So the Fed has stopped, at least for now, a global rout but fears of a recession are continuing to mount. Certainly, the US economy is showing some signs of recession with stock prices slipping, long-term interest rates dropping below the level of short-term rates, housing construction falling and unemployment up sharply. And the Fed is coming under for being behind the eight ball and twiddling its thumbs while the US economy was going down the toilet. And the Fed's aggressive move is implicitly admitting that it had let things go for too long and is now trying to catch up. "I think the Fed definitely has lost a decent amount of credibility...they have been behind the curve and reacted to the market and that doesn't engender a lot of confidence," Greg Peters, head of credit strategy at Morgan Stanley told The Wall Street Journal.

So will the Fed avert a recession? And what are some of the questions that still need to be answered?

## Provided material
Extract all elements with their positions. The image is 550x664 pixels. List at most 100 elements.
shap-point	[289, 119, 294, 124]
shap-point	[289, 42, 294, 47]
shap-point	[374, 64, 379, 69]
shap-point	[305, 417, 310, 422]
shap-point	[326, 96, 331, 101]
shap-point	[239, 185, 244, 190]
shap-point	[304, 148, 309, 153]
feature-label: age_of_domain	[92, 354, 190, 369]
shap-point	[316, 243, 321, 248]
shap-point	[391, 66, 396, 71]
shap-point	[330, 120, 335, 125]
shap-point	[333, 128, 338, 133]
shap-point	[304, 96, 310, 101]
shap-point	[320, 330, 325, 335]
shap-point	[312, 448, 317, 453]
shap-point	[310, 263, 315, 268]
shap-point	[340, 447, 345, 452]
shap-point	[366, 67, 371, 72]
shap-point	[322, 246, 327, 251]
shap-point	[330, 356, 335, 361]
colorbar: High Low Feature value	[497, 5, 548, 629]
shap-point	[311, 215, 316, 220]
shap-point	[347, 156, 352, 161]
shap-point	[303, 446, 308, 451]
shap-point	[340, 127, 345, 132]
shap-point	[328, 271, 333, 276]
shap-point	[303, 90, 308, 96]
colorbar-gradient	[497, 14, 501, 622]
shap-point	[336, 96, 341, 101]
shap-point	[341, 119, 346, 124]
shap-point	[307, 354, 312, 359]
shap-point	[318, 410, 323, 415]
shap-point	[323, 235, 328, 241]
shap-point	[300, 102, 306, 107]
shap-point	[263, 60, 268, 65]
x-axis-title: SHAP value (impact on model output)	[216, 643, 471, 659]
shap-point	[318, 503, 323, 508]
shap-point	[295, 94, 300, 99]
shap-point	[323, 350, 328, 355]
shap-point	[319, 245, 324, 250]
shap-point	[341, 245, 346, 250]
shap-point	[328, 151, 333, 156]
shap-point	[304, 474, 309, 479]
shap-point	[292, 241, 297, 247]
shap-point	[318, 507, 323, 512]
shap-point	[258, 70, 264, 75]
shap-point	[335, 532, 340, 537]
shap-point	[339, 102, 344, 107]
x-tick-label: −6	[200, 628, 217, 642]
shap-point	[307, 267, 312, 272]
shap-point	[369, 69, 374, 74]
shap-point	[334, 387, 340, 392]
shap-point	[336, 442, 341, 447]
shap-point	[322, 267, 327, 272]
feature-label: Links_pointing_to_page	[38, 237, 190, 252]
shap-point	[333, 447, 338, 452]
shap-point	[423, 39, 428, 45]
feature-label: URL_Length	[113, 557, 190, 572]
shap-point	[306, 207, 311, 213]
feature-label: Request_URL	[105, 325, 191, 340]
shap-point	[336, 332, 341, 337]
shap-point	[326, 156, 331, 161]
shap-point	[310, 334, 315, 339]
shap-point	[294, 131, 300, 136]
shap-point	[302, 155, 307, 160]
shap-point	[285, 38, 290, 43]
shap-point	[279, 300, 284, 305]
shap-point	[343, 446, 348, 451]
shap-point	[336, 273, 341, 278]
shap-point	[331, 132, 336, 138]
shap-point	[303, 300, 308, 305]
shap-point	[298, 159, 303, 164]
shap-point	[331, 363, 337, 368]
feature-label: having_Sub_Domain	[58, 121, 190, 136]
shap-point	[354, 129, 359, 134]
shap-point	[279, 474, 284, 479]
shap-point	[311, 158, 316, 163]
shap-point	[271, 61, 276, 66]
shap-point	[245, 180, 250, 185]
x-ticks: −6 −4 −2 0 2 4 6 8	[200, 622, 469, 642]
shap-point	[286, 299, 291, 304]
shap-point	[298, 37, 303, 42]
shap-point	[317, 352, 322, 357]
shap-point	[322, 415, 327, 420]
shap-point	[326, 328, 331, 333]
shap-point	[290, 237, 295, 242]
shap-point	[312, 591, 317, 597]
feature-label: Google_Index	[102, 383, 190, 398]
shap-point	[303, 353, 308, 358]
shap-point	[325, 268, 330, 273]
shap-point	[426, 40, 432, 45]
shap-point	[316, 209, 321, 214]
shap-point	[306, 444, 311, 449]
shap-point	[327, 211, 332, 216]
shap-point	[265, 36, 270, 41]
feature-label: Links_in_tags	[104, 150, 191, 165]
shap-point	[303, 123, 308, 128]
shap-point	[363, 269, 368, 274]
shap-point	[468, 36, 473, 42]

## To be done
In the passage on the Fed and recession fears, what reason does Greg Peters give for the Fed's loss of credibility? Answer in one to three sentences.

## Response for this exercise
Greg Peters, head of credit strategy at Morgan Stanley, says the Fed has been behind the curve and has reacted to the market. In his view, that does not engender a lot of confidence, so the Fed has lost a decent amount of credibility.